Given instruction.
What follows is a listing; give it again exactly, in its entirety.

Supplied data.
========================

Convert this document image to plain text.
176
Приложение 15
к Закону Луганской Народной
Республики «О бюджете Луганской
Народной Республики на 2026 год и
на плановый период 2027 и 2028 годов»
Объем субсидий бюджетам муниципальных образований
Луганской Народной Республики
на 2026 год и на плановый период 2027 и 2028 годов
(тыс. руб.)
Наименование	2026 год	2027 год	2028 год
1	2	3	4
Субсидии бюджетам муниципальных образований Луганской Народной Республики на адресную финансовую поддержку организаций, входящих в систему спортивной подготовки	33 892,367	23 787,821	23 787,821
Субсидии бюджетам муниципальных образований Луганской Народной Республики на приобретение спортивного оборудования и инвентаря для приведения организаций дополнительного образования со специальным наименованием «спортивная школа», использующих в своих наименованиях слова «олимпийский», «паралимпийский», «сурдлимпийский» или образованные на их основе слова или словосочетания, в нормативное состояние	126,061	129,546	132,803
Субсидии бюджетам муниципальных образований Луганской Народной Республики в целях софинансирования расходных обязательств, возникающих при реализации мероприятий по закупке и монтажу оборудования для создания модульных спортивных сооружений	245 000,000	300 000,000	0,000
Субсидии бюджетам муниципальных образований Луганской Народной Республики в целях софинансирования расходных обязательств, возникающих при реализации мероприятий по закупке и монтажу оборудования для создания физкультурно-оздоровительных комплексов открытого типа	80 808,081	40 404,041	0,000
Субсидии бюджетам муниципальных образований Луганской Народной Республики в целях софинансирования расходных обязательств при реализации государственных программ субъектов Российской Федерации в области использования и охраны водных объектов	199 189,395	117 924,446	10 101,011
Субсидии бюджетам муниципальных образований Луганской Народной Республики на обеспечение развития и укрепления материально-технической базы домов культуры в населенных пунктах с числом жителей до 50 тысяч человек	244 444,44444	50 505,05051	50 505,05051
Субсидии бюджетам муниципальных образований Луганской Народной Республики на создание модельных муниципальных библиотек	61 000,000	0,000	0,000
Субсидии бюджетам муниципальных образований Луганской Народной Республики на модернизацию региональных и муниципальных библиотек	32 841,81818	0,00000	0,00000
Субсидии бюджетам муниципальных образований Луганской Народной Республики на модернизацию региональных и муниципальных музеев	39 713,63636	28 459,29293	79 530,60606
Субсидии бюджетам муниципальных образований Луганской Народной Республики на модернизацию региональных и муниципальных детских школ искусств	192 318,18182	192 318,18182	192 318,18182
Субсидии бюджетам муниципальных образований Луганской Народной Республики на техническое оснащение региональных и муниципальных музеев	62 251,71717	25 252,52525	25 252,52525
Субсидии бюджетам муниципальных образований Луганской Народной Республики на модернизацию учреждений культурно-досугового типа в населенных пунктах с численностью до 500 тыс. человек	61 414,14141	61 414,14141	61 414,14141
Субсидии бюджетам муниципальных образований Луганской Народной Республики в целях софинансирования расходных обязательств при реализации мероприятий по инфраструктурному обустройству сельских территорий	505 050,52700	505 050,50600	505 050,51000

========================

Answer in full.
Convert this document image to plain text.
176
Приложение 15
к Закону Луганской Народной
Республики «О бюджете Луганской
Народной Республики на 2026 год и
на плановый период 2027 и 2028 годов»
Объем субсидий бюджетам муниципальных образований
Луганской Народной Республики
на 2026 год и на плановый период 2027 и 2028 годов
(тыс. руб.)
Наименование	2026 год	2027 год	2028 год
1	2	3	4
Субсидии бюджетам муниципальных образований Луганской Народной Республики на адресную финансовую поддержку организаций, входящих в систему спортивной подготовки	33 892,367	23 787,821	23 787,821
Субсидии бюджетам муниципальных образований Луганской Народной Республики на приобретение спортивного оборудования и инвентаря для приведения организаций дополнительного образования со специальным наименованием «спортивная школа», использующих в своих наименованиях слова «олимпийский», «паралимпийский», «сурдлимпийский» или образованные на их основе слова или словосочетания, в нормативное состояние	126,061	129,546	132,803
Субсидии бюджетам муниципальных образований Луганской Народной Республики в целях софинансирования расходных обязательств, возникающих при реализации мероприятий по закупке и монтажу оборудования для создания модульных спортивных сооружений	245 000,000	300 000,000	0,000
Субсидии бюджетам муниципальных образований Луганской Народной Республики в целях софинансирования расходных обязательств, возникающих при реализации мероприятий по закупке и монтажу оборудования для создания физкультурно-оздоровительных комплексов открытого типа	80 808,081	40 404,041	0,000
Субсидии бюджетам муниципальных образований Луганской Народной Республики в целях софинансирования расходных обязательств при реализации государственных программ субъектов Российской Федерации в области использования и охраны водных объектов	199 189,395	117 924,446	10 101,011
Субсидии бюджетам муниципальных образований Луганской Народной Республики на обеспечение развития и укрепления материально-технической базы домов культуры в населенных пунктах с числом жителей до 50 тысяч человек	244 444,44444	50 505,05051	50 505,05051
Субсидии бюджетам муниципальных образований Луганской Народной Республики на создание модельных муниципальных библиотек	61 000,000	0,000	0,000
Субсидии бюджетам муниципальных образований Луганской Народной Республики на модернизацию региональных и муниципальных библиотек	32 841,81818	0,00000	0,00000
Субсидии бюджетам муниципальных образований Луганской Народной Республики на модернизацию региональных и муниципальных музеев	39 713,63636	28 459,29293	79 530,60606
Субсидии бюджетам муниципальных образований Луганской Народной Республики на модернизацию региональных и муниципальных детских школ искусств	192 318,18182	192 318,18182	192 318,18182
Субсидии бюджетам муниципальных образований Луганской Народной Республики на техническое оснащение региональных и муниципальных музеев	62 251,71717	25 252,52525	25 252,52525
Субсидии бюджетам муниципальных образований Луганской Народной Республики на модернизацию учреждений культурно-досугового типа в населенных пунктах с численностью до 500 тыс. человек	61 414,14141	61 414,14141	61 414,14141
Субсидии бюджетам муниципальных образований Луганской Народной Республики в целях софинансирования расходных обязательств при реализации мероприятий по инфраструктурному обустройству сельских территорий	505 050,52700	505 050,50600	505 050,51000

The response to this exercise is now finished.